## Problem details
Determine how many lines of the data below contain "JSON", then give only that number.

## Data for processing
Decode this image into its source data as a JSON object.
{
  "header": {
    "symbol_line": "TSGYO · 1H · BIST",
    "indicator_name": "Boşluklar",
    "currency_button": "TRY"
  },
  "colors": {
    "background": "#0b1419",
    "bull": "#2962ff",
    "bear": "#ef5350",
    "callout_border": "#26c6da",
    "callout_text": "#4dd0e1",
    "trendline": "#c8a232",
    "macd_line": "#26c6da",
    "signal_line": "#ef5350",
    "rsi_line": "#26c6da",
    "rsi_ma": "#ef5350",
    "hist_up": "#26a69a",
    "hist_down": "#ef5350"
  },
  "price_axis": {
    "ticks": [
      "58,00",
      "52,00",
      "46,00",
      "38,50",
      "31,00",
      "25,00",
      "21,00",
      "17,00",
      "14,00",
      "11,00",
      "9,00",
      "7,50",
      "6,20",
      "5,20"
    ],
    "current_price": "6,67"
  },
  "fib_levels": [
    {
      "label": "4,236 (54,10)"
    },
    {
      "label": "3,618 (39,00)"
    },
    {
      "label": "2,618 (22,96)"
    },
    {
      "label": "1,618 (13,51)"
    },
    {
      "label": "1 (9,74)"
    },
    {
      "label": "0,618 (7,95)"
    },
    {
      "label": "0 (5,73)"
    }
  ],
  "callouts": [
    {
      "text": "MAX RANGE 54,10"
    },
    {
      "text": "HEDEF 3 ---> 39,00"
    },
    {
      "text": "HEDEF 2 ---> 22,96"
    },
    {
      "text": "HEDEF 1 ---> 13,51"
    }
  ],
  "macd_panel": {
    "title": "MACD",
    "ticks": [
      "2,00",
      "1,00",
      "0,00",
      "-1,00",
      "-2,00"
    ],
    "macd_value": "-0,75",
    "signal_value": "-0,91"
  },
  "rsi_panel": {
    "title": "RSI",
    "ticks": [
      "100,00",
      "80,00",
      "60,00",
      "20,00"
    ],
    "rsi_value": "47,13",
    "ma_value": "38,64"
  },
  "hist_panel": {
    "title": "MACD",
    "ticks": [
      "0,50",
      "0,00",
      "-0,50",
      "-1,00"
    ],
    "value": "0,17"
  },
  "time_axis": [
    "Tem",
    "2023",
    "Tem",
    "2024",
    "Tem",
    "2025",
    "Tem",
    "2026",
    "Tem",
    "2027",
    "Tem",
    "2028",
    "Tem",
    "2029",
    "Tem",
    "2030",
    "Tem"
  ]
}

---

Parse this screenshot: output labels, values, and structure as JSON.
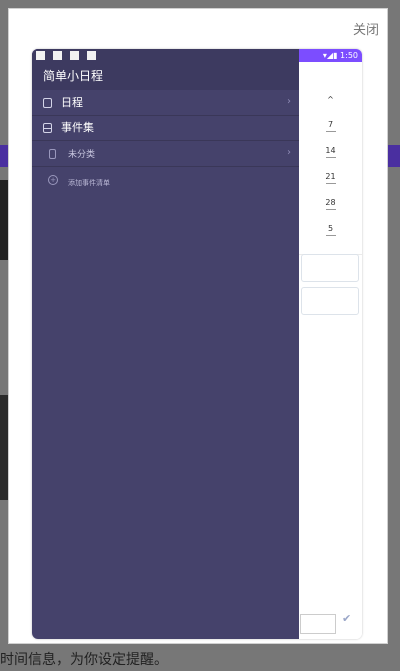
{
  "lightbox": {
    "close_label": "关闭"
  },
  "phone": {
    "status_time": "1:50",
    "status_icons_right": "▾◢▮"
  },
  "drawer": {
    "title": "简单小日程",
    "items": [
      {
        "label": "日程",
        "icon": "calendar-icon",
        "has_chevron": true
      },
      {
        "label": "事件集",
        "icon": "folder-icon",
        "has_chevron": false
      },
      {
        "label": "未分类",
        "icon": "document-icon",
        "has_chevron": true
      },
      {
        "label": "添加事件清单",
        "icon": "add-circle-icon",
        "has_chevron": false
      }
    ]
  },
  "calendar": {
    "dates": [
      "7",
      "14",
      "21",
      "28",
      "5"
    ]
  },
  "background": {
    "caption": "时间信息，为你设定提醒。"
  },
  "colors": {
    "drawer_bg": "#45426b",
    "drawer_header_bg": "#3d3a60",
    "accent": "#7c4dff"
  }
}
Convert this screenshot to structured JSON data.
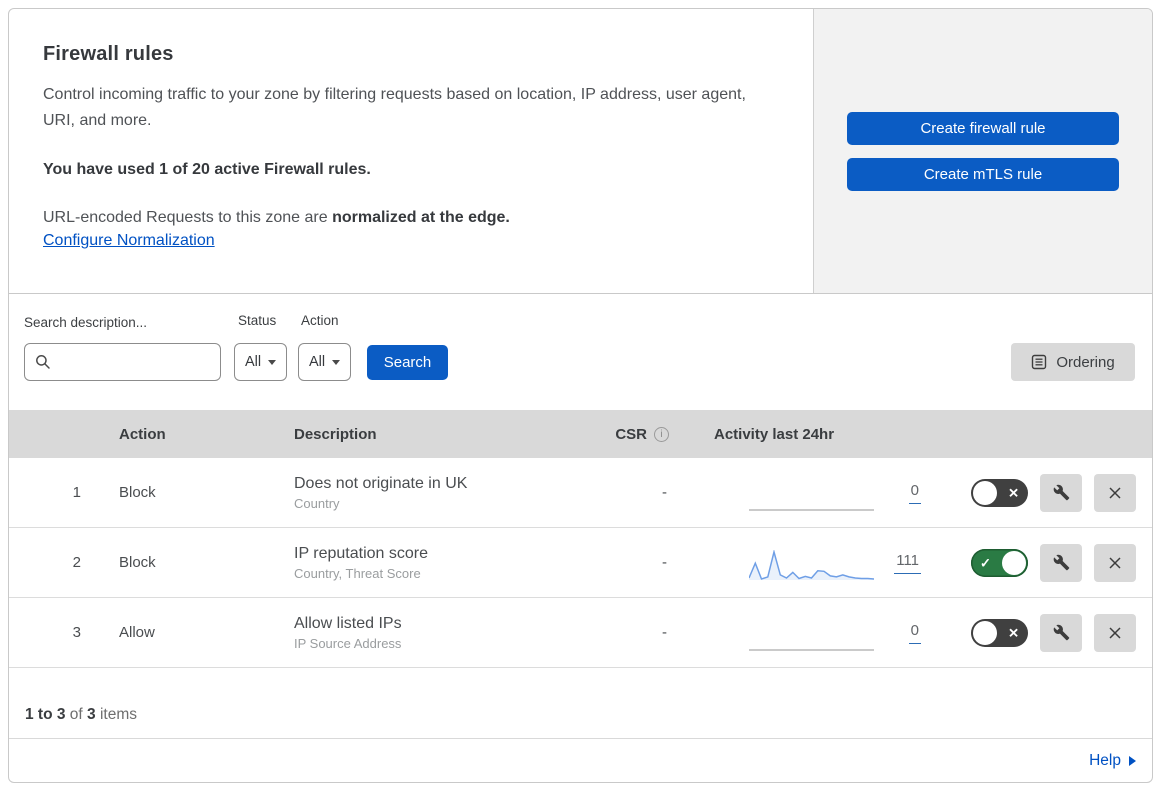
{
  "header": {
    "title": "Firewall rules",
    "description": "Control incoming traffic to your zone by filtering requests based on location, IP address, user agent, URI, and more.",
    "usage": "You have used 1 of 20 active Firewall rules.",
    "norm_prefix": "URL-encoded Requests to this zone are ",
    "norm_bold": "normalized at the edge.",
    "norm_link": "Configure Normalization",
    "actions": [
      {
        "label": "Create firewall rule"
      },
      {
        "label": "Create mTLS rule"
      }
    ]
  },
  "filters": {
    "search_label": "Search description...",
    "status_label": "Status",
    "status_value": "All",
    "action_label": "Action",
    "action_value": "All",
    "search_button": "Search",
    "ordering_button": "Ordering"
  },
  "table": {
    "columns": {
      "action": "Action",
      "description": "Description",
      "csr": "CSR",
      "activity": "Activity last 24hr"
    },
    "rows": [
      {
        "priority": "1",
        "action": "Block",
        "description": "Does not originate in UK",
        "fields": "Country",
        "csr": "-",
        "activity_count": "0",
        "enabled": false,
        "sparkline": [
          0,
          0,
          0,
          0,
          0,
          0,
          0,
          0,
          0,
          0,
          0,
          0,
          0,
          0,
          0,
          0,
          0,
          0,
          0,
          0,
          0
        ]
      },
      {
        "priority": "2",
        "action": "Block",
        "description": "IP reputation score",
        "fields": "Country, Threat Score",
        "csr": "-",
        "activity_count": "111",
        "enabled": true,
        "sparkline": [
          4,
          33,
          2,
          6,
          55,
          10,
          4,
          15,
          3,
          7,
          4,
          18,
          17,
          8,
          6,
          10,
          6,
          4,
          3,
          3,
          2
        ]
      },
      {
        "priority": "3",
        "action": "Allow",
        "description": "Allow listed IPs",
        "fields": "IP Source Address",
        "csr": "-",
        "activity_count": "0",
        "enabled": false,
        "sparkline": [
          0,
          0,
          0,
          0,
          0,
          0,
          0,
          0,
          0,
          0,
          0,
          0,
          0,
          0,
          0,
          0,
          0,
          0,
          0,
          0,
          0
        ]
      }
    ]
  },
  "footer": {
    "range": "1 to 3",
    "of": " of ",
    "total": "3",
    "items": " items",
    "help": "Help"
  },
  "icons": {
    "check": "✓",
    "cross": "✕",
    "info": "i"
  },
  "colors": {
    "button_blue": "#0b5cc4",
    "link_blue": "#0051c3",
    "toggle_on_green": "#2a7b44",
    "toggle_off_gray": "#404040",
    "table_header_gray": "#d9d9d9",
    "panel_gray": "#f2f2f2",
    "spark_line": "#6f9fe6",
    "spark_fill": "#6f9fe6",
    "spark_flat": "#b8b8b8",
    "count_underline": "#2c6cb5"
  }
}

...

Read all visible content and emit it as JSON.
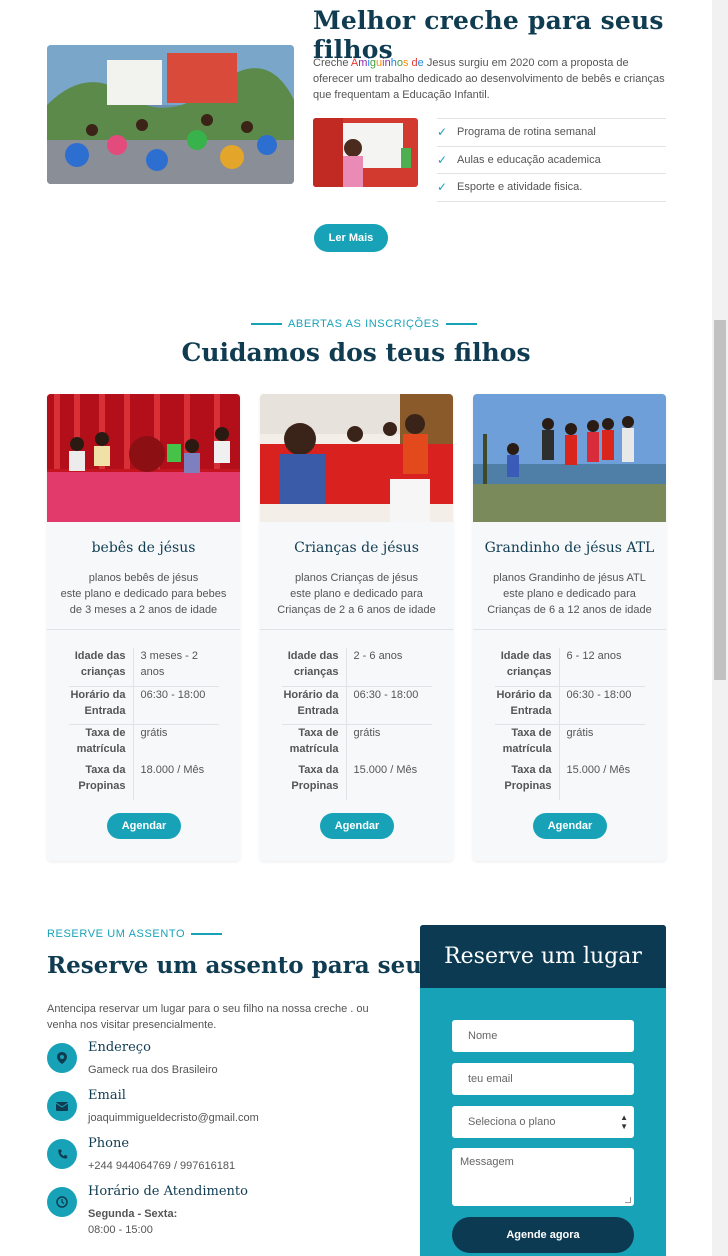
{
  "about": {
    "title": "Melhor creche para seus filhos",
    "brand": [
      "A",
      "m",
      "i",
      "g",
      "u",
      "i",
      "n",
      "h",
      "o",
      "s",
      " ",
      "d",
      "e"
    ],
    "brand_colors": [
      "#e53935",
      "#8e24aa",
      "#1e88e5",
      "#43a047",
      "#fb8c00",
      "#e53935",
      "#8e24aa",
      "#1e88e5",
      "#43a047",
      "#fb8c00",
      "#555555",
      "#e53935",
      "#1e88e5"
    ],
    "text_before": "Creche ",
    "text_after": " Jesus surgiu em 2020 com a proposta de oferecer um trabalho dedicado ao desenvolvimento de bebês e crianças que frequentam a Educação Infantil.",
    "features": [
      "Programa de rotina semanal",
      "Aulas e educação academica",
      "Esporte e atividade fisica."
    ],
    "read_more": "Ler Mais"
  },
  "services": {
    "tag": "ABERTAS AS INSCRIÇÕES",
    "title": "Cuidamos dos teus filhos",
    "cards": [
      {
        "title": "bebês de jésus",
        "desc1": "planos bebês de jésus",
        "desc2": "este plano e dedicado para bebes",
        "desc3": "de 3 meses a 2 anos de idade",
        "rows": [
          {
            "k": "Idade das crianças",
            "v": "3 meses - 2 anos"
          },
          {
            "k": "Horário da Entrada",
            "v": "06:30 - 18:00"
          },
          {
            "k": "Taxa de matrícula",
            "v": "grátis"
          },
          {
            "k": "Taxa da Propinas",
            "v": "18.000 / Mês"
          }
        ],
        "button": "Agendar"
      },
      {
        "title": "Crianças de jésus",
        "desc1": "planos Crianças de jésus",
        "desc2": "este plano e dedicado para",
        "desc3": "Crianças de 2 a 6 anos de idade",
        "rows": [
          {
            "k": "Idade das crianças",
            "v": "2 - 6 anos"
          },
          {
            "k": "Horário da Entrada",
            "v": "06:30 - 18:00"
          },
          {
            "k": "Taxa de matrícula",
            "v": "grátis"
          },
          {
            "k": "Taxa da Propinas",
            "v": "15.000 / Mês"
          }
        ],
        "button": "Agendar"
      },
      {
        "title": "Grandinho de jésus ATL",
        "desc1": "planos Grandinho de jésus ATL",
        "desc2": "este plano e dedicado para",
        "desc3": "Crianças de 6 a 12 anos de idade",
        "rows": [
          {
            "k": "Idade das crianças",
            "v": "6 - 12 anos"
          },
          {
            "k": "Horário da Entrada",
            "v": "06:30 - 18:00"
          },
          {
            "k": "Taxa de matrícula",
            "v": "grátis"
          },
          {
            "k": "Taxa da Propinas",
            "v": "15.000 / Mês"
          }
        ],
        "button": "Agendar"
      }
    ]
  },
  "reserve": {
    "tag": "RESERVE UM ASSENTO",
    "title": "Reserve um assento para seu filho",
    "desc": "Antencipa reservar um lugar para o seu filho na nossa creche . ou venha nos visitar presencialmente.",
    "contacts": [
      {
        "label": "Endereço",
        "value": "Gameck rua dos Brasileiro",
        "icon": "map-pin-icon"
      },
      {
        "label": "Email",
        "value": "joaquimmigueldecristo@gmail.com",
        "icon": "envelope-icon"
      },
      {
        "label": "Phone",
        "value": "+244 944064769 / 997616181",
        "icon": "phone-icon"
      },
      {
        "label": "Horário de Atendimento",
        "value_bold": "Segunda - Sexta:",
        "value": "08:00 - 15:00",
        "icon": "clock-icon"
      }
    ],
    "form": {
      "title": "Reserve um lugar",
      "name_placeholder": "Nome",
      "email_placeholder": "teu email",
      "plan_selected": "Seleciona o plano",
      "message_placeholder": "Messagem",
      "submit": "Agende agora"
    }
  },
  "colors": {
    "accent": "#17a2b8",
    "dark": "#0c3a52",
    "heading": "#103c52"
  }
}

## Completed exercise
4